§ Work to do: Reply with one number only, the count of lines holding the string "text".

Raw records:
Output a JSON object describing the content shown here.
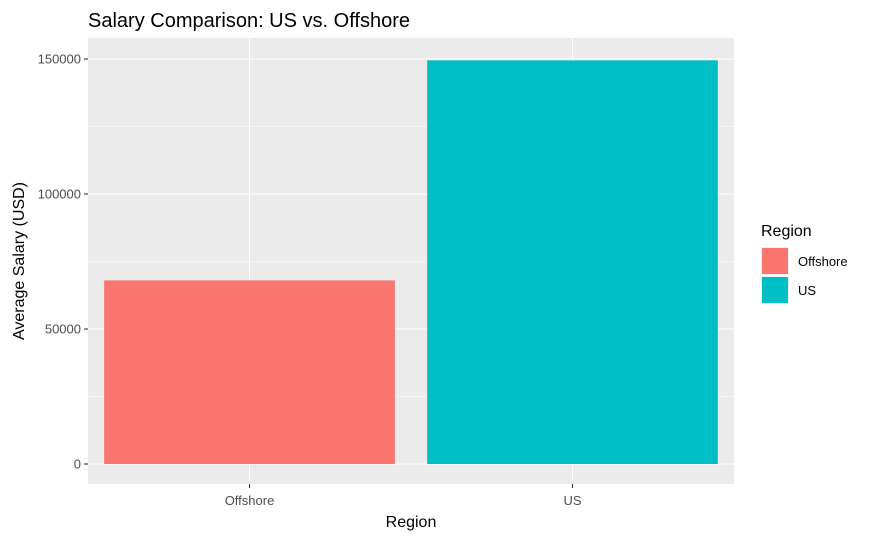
{
  "chart_data": {
    "type": "bar",
    "title": "Salary Comparison: US vs. Offshore",
    "xlabel": "Region",
    "ylabel": "Average Salary (USD)",
    "categories": [
      "Offshore",
      "US"
    ],
    "values": [
      68000,
      149500
    ],
    "colors": [
      "#F8766D",
      "#00BFC4"
    ],
    "ylim": [
      0,
      157000
    ],
    "yticks": [
      0,
      50000,
      100000,
      150000
    ],
    "ytick_labels": [
      "0",
      "50000",
      "100000",
      "150000"
    ],
    "grid": true,
    "panel_background": "#EBEBEB",
    "legend": {
      "title": "Region",
      "position": "right",
      "items": [
        {
          "label": "Offshore",
          "color": "#F8766D"
        },
        {
          "label": "US",
          "color": "#00BFC4"
        }
      ]
    }
  }
}
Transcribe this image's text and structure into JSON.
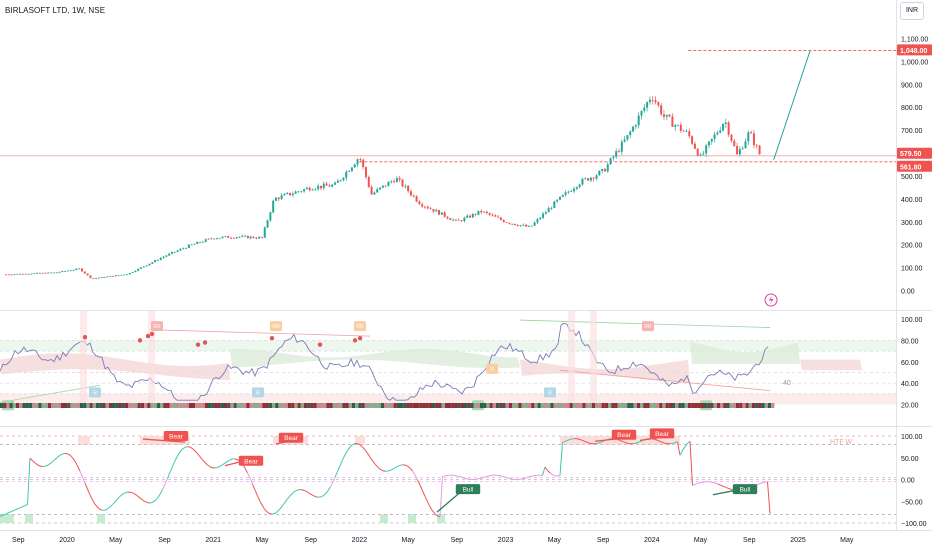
{
  "header": {
    "title": "BIRLASOFT LTD, 1W, NSE",
    "currency": "INR"
  },
  "colors": {
    "up": "#26a69a",
    "down": "#ef5350",
    "rsi": "#7e7ab8",
    "grid": "#f0f3fa",
    "level": "#ef5350",
    "target": "#26a69a",
    "bearTag": "#ef5350",
    "bullTag": "#2e7d5b"
  },
  "chart_data": [
    {
      "type": "candlestick",
      "title": "BIRLASOFT LTD, 1W, NSE",
      "y_ticks": [
        "1,100.00",
        "1,000.00",
        "900.00",
        "800.00",
        "700.00",
        "600.00",
        "500.00",
        "400.00",
        "300.00",
        "200.00",
        "100.00",
        "0.00"
      ],
      "ylim": [
        0,
        1100
      ],
      "x_ticks": [
        "Sep",
        "2020",
        "May",
        "Sep",
        "2021",
        "May",
        "Sep",
        "2022",
        "May",
        "Sep",
        "2023",
        "May",
        "Sep",
        "2024",
        "May",
        "Sep",
        "2025",
        "May"
      ],
      "price_labels": [
        {
          "text": "1,048.00",
          "value": 1048
        },
        {
          "text": "579.50",
          "value": 579.5
        },
        {
          "text": "561.80",
          "value": 561.8
        }
      ],
      "close_series": [
        {
          "date": "2019-08",
          "close": 70
        },
        {
          "date": "2019-12",
          "close": 78
        },
        {
          "date": "2020-02",
          "close": 95
        },
        {
          "date": "2020-03",
          "close": 52
        },
        {
          "date": "2020-06",
          "close": 72
        },
        {
          "date": "2020-09",
          "close": 150
        },
        {
          "date": "2020-11",
          "close": 195
        },
        {
          "date": "2021-01",
          "close": 230
        },
        {
          "date": "2021-03",
          "close": 235
        },
        {
          "date": "2021-05",
          "close": 230
        },
        {
          "date": "2021-06",
          "close": 400
        },
        {
          "date": "2021-09",
          "close": 450
        },
        {
          "date": "2021-11",
          "close": 460
        },
        {
          "date": "2022-01",
          "close": 585
        },
        {
          "date": "2022-02",
          "close": 420
        },
        {
          "date": "2022-04",
          "close": 490
        },
        {
          "date": "2022-06",
          "close": 380
        },
        {
          "date": "2022-09",
          "close": 300
        },
        {
          "date": "2022-11",
          "close": 345
        },
        {
          "date": "2023-01",
          "close": 300
        },
        {
          "date": "2023-03",
          "close": 275
        },
        {
          "date": "2023-05",
          "close": 380
        },
        {
          "date": "2023-07",
          "close": 470
        },
        {
          "date": "2023-09",
          "close": 520
        },
        {
          "date": "2023-11",
          "close": 670
        },
        {
          "date": "2024-01",
          "close": 855
        },
        {
          "date": "2024-02",
          "close": 760
        },
        {
          "date": "2024-04",
          "close": 680
        },
        {
          "date": "2024-05",
          "close": 580
        },
        {
          "date": "2024-07",
          "close": 745
        },
        {
          "date": "2024-08",
          "close": 590
        },
        {
          "date": "2024-09",
          "close": 690
        },
        {
          "date": "2024-10",
          "close": 579.5
        }
      ],
      "levels": [
        561.8,
        1048
      ],
      "target": {
        "from": {
          "date": "2024-11",
          "value": 570
        },
        "to": {
          "date": "2025-02",
          "value": 1048
        }
      }
    },
    {
      "type": "line",
      "name": "RSI",
      "y_ticks": [
        "100.00",
        "80.00",
        "60.00",
        "40.00",
        "20.00"
      ],
      "ylim": [
        15,
        105
      ],
      "last_value_label": "40",
      "markers": [
        "RR",
        "RR",
        "RR",
        "R",
        "R",
        "RR",
        "RR",
        "R"
      ]
    },
    {
      "type": "line",
      "name": "Oscillator",
      "y_ticks": [
        "100.00",
        "50.00",
        "0.00",
        "−50.00",
        "−100.00"
      ],
      "ylim": [
        -110,
        110
      ],
      "annotation": "HTF W",
      "divergences": [
        "Bear",
        "Bear",
        "Bear",
        "Bull",
        "Bear",
        "Bear",
        "Bull"
      ]
    }
  ]
}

§ Solution: 4